## Set problem
Give the listing again exactly, omitting its images.

--- BEGIN Supplied data ---

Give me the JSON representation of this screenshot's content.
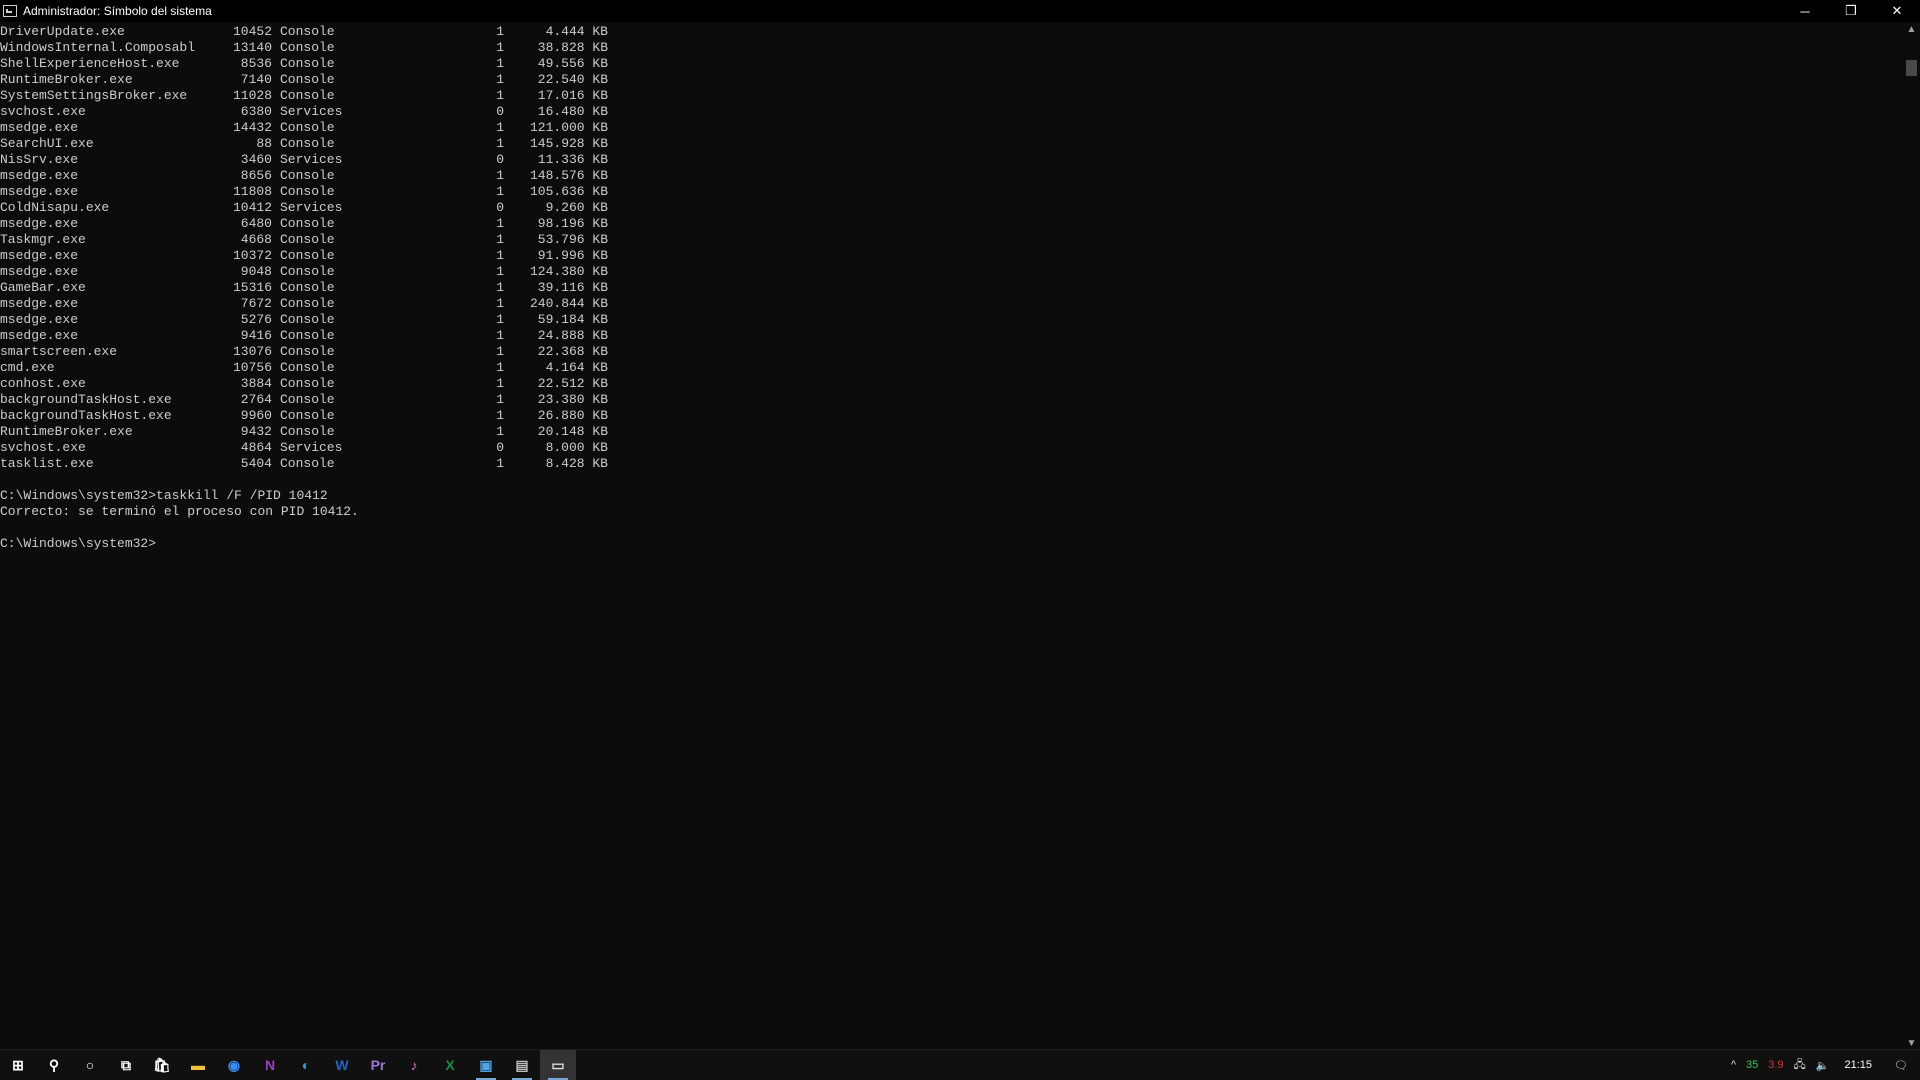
{
  "window": {
    "title": "Administrador: Símbolo del sistema"
  },
  "window_controls": {
    "minimize": "─",
    "restore": "❐",
    "close": "✕"
  },
  "processes": [
    {
      "name": "DriverUpdate.exe",
      "pid": "10452",
      "session": "Console",
      "num": "1",
      "mem": "4.444 KB"
    },
    {
      "name": "WindowsInternal.Composabl",
      "pid": "13140",
      "session": "Console",
      "num": "1",
      "mem": "38.828 KB"
    },
    {
      "name": "ShellExperienceHost.exe",
      "pid": "8536",
      "session": "Console",
      "num": "1",
      "mem": "49.556 KB"
    },
    {
      "name": "RuntimeBroker.exe",
      "pid": "7140",
      "session": "Console",
      "num": "1",
      "mem": "22.540 KB"
    },
    {
      "name": "SystemSettingsBroker.exe",
      "pid": "11028",
      "session": "Console",
      "num": "1",
      "mem": "17.016 KB"
    },
    {
      "name": "svchost.exe",
      "pid": "6380",
      "session": "Services",
      "num": "0",
      "mem": "16.480 KB"
    },
    {
      "name": "msedge.exe",
      "pid": "14432",
      "session": "Console",
      "num": "1",
      "mem": "121.000 KB"
    },
    {
      "name": "SearchUI.exe",
      "pid": "88",
      "session": "Console",
      "num": "1",
      "mem": "145.928 KB"
    },
    {
      "name": "NisSrv.exe",
      "pid": "3460",
      "session": "Services",
      "num": "0",
      "mem": "11.336 KB"
    },
    {
      "name": "msedge.exe",
      "pid": "8656",
      "session": "Console",
      "num": "1",
      "mem": "148.576 KB"
    },
    {
      "name": "msedge.exe",
      "pid": "11808",
      "session": "Console",
      "num": "1",
      "mem": "105.636 KB"
    },
    {
      "name": "ColdNisapu.exe",
      "pid": "10412",
      "session": "Services",
      "num": "0",
      "mem": "9.260 KB"
    },
    {
      "name": "msedge.exe",
      "pid": "6480",
      "session": "Console",
      "num": "1",
      "mem": "98.196 KB"
    },
    {
      "name": "Taskmgr.exe",
      "pid": "4668",
      "session": "Console",
      "num": "1",
      "mem": "53.796 KB"
    },
    {
      "name": "msedge.exe",
      "pid": "10372",
      "session": "Console",
      "num": "1",
      "mem": "91.996 KB"
    },
    {
      "name": "msedge.exe",
      "pid": "9048",
      "session": "Console",
      "num": "1",
      "mem": "124.380 KB"
    },
    {
      "name": "GameBar.exe",
      "pid": "15316",
      "session": "Console",
      "num": "1",
      "mem": "39.116 KB"
    },
    {
      "name": "msedge.exe",
      "pid": "7672",
      "session": "Console",
      "num": "1",
      "mem": "240.844 KB"
    },
    {
      "name": "msedge.exe",
      "pid": "5276",
      "session": "Console",
      "num": "1",
      "mem": "59.184 KB"
    },
    {
      "name": "msedge.exe",
      "pid": "9416",
      "session": "Console",
      "num": "1",
      "mem": "24.888 KB"
    },
    {
      "name": "smartscreen.exe",
      "pid": "13076",
      "session": "Console",
      "num": "1",
      "mem": "22.368 KB"
    },
    {
      "name": "cmd.exe",
      "pid": "10756",
      "session": "Console",
      "num": "1",
      "mem": "4.164 KB"
    },
    {
      "name": "conhost.exe",
      "pid": "3884",
      "session": "Console",
      "num": "1",
      "mem": "22.512 KB"
    },
    {
      "name": "backgroundTaskHost.exe",
      "pid": "2764",
      "session": "Console",
      "num": "1",
      "mem": "23.380 KB"
    },
    {
      "name": "backgroundTaskHost.exe",
      "pid": "9960",
      "session": "Console",
      "num": "1",
      "mem": "26.880 KB"
    },
    {
      "name": "RuntimeBroker.exe",
      "pid": "9432",
      "session": "Console",
      "num": "1",
      "mem": "20.148 KB"
    },
    {
      "name": "svchost.exe",
      "pid": "4864",
      "session": "Services",
      "num": "0",
      "mem": "8.000 KB"
    },
    {
      "name": "tasklist.exe",
      "pid": "5404",
      "session": "Console",
      "num": "1",
      "mem": "8.428 KB"
    }
  ],
  "commands": {
    "kill_command": "C:\\Windows\\system32>taskkill /F /PID 10412",
    "kill_result": "Correcto: se terminó el proceso con PID 10412.",
    "prompt": "C:\\Windows\\system32>"
  },
  "taskbar": {
    "icons": [
      {
        "name": "start-icon",
        "glyph": "⊞",
        "color": "#ffffff"
      },
      {
        "name": "search-icon",
        "glyph": "⚲",
        "color": "#ffffff"
      },
      {
        "name": "cortana-icon",
        "glyph": "○",
        "color": "#ffffff"
      },
      {
        "name": "task-view-icon",
        "glyph": "⧉",
        "color": "#ffffff"
      },
      {
        "name": "store-icon",
        "glyph": "🛍",
        "color": "#ffffff"
      },
      {
        "name": "file-explorer-icon",
        "glyph": "▬",
        "color": "#f0c040"
      },
      {
        "name": "chrome-icon",
        "glyph": "◉",
        "color": "#3b8cf0"
      },
      {
        "name": "onenote-icon",
        "glyph": "N",
        "color": "#9a3fc6"
      },
      {
        "name": "edge-icon",
        "glyph": "◐",
        "color": "#2aa3d9"
      },
      {
        "name": "word-icon",
        "glyph": "W",
        "color": "#2b62c0"
      },
      {
        "name": "premiere-icon",
        "glyph": "Pr",
        "color": "#9b74d6"
      },
      {
        "name": "itunes-icon",
        "glyph": "♪",
        "color": "#e06fc4"
      },
      {
        "name": "excel-icon",
        "glyph": "X",
        "color": "#1f8a4c"
      },
      {
        "name": "control-panel-icon",
        "glyph": "▣",
        "color": "#4ea3e2"
      },
      {
        "name": "network-app-icon",
        "glyph": "▤",
        "color": "#bbbbbb"
      },
      {
        "name": "command-prompt-icon",
        "glyph": "▭",
        "color": "#dddddd"
      }
    ]
  },
  "tray": {
    "chevron": "^",
    "temp_green": "35",
    "temp_red": "3.9",
    "network": "🖧",
    "volume": "🔈",
    "time": "21:15",
    "notifications": "🗨"
  },
  "colors": {
    "console_bg": "#0c0c0c",
    "console_text": "#cccccc",
    "taskbar_bg": "#101010"
  }
}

--- END Supplied data ---

## Solution
Give me the JSON representation of this screenshot's content.
{
  "window": {
    "title": "Administrador: Símbolo del sistema"
  },
  "window_controls": {
    "minimize": "─",
    "restore": "❐",
    "close": "✕"
  },
  "processes": [
    {
      "name": "DriverUpdate.exe",
      "pid": "10452",
      "session": "Console",
      "num": "1",
      "mem": "4.444 KB"
    },
    {
      "name": "WindowsInternal.Composabl",
      "pid": "13140",
      "session": "Console",
      "num": "1",
      "mem": "38.828 KB"
    },
    {
      "name": "ShellExperienceHost.exe",
      "pid": "8536",
      "session": "Console",
      "num": "1",
      "mem": "49.556 KB"
    },
    {
      "name": "RuntimeBroker.exe",
      "pid": "7140",
      "session": "Console",
      "num": "1",
      "mem": "22.540 KB"
    },
    {
      "name": "SystemSettingsBroker.exe",
      "pid": "11028",
      "session": "Console",
      "num": "1",
      "mem": "17.016 KB"
    },
    {
      "name": "svchost.exe",
      "pid": "6380",
      "session": "Services",
      "num": "0",
      "mem": "16.480 KB"
    },
    {
      "name": "msedge.exe",
      "pid": "14432",
      "session": "Console",
      "num": "1",
      "mem": "121.000 KB"
    },
    {
      "name": "SearchUI.exe",
      "pid": "88",
      "session": "Console",
      "num": "1",
      "mem": "145.928 KB"
    },
    {
      "name": "NisSrv.exe",
      "pid": "3460",
      "session": "Services",
      "num": "0",
      "mem": "11.336 KB"
    },
    {
      "name": "msedge.exe",
      "pid": "8656",
      "session": "Console",
      "num": "1",
      "mem": "148.576 KB"
    },
    {
      "name": "msedge.exe",
      "pid": "11808",
      "session": "Console",
      "num": "1",
      "mem": "105.636 KB"
    },
    {
      "name": "ColdNisapu.exe",
      "pid": "10412",
      "session": "Services",
      "num": "0",
      "mem": "9.260 KB"
    },
    {
      "name": "msedge.exe",
      "pid": "6480",
      "session": "Console",
      "num": "1",
      "mem": "98.196 KB"
    },
    {
      "name": "Taskmgr.exe",
      "pid": "4668",
      "session": "Console",
      "num": "1",
      "mem": "53.796 KB"
    },
    {
      "name": "msedge.exe",
      "pid": "10372",
      "session": "Console",
      "num": "1",
      "mem": "91.996 KB"
    },
    {
      "name": "msedge.exe",
      "pid": "9048",
      "session": "Console",
      "num": "1",
      "mem": "124.380 KB"
    },
    {
      "name": "GameBar.exe",
      "pid": "15316",
      "session": "Console",
      "num": "1",
      "mem": "39.116 KB"
    },
    {
      "name": "msedge.exe",
      "pid": "7672",
      "session": "Console",
      "num": "1",
      "mem": "240.844 KB"
    },
    {
      "name": "msedge.exe",
      "pid": "5276",
      "session": "Console",
      "num": "1",
      "mem": "59.184 KB"
    },
    {
      "name": "msedge.exe",
      "pid": "9416",
      "session": "Console",
      "num": "1",
      "mem": "24.888 KB"
    },
    {
      "name": "smartscreen.exe",
      "pid": "13076",
      "session": "Console",
      "num": "1",
      "mem": "22.368 KB"
    },
    {
      "name": "cmd.exe",
      "pid": "10756",
      "session": "Console",
      "num": "1",
      "mem": "4.164 KB"
    },
    {
      "name": "conhost.exe",
      "pid": "3884",
      "session": "Console",
      "num": "1",
      "mem": "22.512 KB"
    },
    {
      "name": "backgroundTaskHost.exe",
      "pid": "2764",
      "session": "Console",
      "num": "1",
      "mem": "23.380 KB"
    },
    {
      "name": "backgroundTaskHost.exe",
      "pid": "9960",
      "session": "Console",
      "num": "1",
      "mem": "26.880 KB"
    },
    {
      "name": "RuntimeBroker.exe",
      "pid": "9432",
      "session": "Console",
      "num": "1",
      "mem": "20.148 KB"
    },
    {
      "name": "svchost.exe",
      "pid": "4864",
      "session": "Services",
      "num": "0",
      "mem": "8.000 KB"
    },
    {
      "name": "tasklist.exe",
      "pid": "5404",
      "session": "Console",
      "num": "1",
      "mem": "8.428 KB"
    }
  ],
  "commands": {
    "kill_command": "C:\\Windows\\system32>taskkill /F /PID 10412",
    "kill_result": "Correcto: se terminó el proceso con PID 10412.",
    "prompt": "C:\\Windows\\system32>"
  },
  "taskbar": {
    "icons": [
      {
        "name": "start-icon",
        "glyph": "⊞",
        "color": "#ffffff"
      },
      {
        "name": "search-icon",
        "glyph": "⚲",
        "color": "#ffffff"
      },
      {
        "name": "cortana-icon",
        "glyph": "○",
        "color": "#ffffff"
      },
      {
        "name": "task-view-icon",
        "glyph": "⧉",
        "color": "#ffffff"
      },
      {
        "name": "store-icon",
        "glyph": "🛍",
        "color": "#ffffff"
      },
      {
        "name": "file-explorer-icon",
        "glyph": "▬",
        "color": "#f0c040"
      },
      {
        "name": "chrome-icon",
        "glyph": "◉",
        "color": "#3b8cf0"
      },
      {
        "name": "onenote-icon",
        "glyph": "N",
        "color": "#9a3fc6"
      },
      {
        "name": "edge-icon",
        "glyph": "◐",
        "color": "#2aa3d9"
      },
      {
        "name": "word-icon",
        "glyph": "W",
        "color": "#2b62c0"
      },
      {
        "name": "premiere-icon",
        "glyph": "Pr",
        "color": "#9b74d6"
      },
      {
        "name": "itunes-icon",
        "glyph": "♪",
        "color": "#e06fc4"
      },
      {
        "name": "excel-icon",
        "glyph": "X",
        "color": "#1f8a4c"
      },
      {
        "name": "control-panel-icon",
        "glyph": "▣",
        "color": "#4ea3e2"
      },
      {
        "name": "network-app-icon",
        "glyph": "▤",
        "color": "#bbbbbb"
      },
      {
        "name": "command-prompt-icon",
        "glyph": "▭",
        "color": "#dddddd"
      }
    ]
  },
  "tray": {
    "chevron": "^",
    "temp_green": "35",
    "temp_red": "3.9",
    "network": "🖧",
    "volume": "🔈",
    "time": "21:15",
    "notifications": "🗨"
  },
  "colors": {
    "console_bg": "#0c0c0c",
    "console_text": "#cccccc",
    "taskbar_bg": "#101010"
  }
}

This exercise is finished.